### [Exercise goal]
Word for word, retype the lines from the one containing "What does this" to the last line of the data below, both ends included.
[Information supplied]
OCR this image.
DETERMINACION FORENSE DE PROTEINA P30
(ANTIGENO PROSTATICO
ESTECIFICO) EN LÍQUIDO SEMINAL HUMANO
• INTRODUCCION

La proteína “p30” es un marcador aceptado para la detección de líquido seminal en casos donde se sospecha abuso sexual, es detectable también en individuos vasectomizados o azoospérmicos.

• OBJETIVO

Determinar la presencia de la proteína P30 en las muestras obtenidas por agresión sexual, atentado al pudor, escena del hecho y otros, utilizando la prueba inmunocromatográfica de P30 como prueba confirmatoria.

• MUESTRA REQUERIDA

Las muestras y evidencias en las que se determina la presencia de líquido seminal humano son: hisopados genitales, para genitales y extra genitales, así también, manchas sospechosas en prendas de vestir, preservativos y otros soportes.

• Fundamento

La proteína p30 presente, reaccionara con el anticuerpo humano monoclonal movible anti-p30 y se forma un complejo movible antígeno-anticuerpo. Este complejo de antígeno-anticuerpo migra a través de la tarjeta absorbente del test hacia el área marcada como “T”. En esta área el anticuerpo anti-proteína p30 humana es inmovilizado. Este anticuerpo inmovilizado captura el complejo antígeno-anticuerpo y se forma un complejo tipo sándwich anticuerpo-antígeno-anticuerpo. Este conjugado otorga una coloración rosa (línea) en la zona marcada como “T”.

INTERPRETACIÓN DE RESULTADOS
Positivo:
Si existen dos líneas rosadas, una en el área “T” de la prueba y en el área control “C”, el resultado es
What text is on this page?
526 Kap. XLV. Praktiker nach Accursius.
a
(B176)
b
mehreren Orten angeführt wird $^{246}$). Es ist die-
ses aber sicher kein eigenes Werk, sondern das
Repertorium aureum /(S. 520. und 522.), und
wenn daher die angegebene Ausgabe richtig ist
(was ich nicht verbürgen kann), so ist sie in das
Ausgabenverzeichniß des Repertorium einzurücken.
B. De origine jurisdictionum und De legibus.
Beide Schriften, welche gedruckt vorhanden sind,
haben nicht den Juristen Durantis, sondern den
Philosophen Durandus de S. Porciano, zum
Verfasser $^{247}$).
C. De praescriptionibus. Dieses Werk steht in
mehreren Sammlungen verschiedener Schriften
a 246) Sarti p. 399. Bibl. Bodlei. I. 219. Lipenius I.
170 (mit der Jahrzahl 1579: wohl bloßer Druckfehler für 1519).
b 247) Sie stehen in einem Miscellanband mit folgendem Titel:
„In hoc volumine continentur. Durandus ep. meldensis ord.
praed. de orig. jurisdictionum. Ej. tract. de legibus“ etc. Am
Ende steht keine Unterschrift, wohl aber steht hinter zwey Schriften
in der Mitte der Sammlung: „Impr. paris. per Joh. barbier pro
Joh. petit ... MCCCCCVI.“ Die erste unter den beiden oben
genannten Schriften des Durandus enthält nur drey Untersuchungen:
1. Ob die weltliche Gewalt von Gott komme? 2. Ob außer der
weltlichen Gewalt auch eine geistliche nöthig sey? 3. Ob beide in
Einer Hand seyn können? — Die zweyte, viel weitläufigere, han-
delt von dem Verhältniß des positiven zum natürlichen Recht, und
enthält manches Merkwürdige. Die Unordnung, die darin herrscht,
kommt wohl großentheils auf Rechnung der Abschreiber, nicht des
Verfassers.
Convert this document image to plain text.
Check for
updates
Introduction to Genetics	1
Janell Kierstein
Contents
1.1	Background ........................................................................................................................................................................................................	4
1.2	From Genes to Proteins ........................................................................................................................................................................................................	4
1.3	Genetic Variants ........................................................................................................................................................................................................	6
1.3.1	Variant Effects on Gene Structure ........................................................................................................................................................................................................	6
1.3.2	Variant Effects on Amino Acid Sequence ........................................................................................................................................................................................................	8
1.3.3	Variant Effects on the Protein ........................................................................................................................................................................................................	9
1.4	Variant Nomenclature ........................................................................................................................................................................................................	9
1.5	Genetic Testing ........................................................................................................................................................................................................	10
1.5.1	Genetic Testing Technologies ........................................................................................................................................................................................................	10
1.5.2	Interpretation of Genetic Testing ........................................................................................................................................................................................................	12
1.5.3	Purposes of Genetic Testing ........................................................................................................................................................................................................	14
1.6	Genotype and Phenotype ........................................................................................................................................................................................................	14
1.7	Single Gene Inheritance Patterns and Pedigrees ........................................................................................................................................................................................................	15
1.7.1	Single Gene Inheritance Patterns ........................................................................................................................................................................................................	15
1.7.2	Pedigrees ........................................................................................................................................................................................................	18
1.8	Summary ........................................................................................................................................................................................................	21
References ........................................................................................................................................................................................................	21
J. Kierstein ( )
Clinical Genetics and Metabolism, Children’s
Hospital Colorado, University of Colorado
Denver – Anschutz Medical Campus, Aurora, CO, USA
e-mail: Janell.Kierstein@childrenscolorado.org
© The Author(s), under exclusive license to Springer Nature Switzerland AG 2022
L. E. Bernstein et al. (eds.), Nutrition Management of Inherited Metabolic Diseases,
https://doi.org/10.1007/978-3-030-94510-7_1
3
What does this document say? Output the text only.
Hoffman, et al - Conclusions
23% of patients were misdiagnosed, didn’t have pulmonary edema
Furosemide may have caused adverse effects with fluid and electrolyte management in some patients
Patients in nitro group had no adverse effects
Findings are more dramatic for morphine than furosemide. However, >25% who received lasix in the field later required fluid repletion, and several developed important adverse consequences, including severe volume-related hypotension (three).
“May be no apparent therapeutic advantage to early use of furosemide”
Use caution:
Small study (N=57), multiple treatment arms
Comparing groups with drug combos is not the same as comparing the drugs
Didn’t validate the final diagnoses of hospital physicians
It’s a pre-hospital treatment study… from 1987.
[/Information supplied]
### [Output]
What does this document say? Output the text only.
Hoffman, et al - Conclusions
23% of patients were misdiagnosed, didn’t have pulmonary edema
Furosemide may have caused adverse effects with fluid and electrolyte management in some patients
Patients in nitro group had no adverse effects
Findings are more dramatic for morphine than furosemide. However, >25% who received lasix in the field later required fluid repletion, and several developed important adverse consequences, including severe volume-related hypotension (three).
“May be no apparent therapeutic advantage to early use of furosemide”
Use caution:
Small study (N=57), multiple treatment arms
Comparing groups with drug combos is not the same as comparing the drugs
Didn’t validate the final diagnoses of hospital physicians
It’s a pre-hospital treatment study… from 1987.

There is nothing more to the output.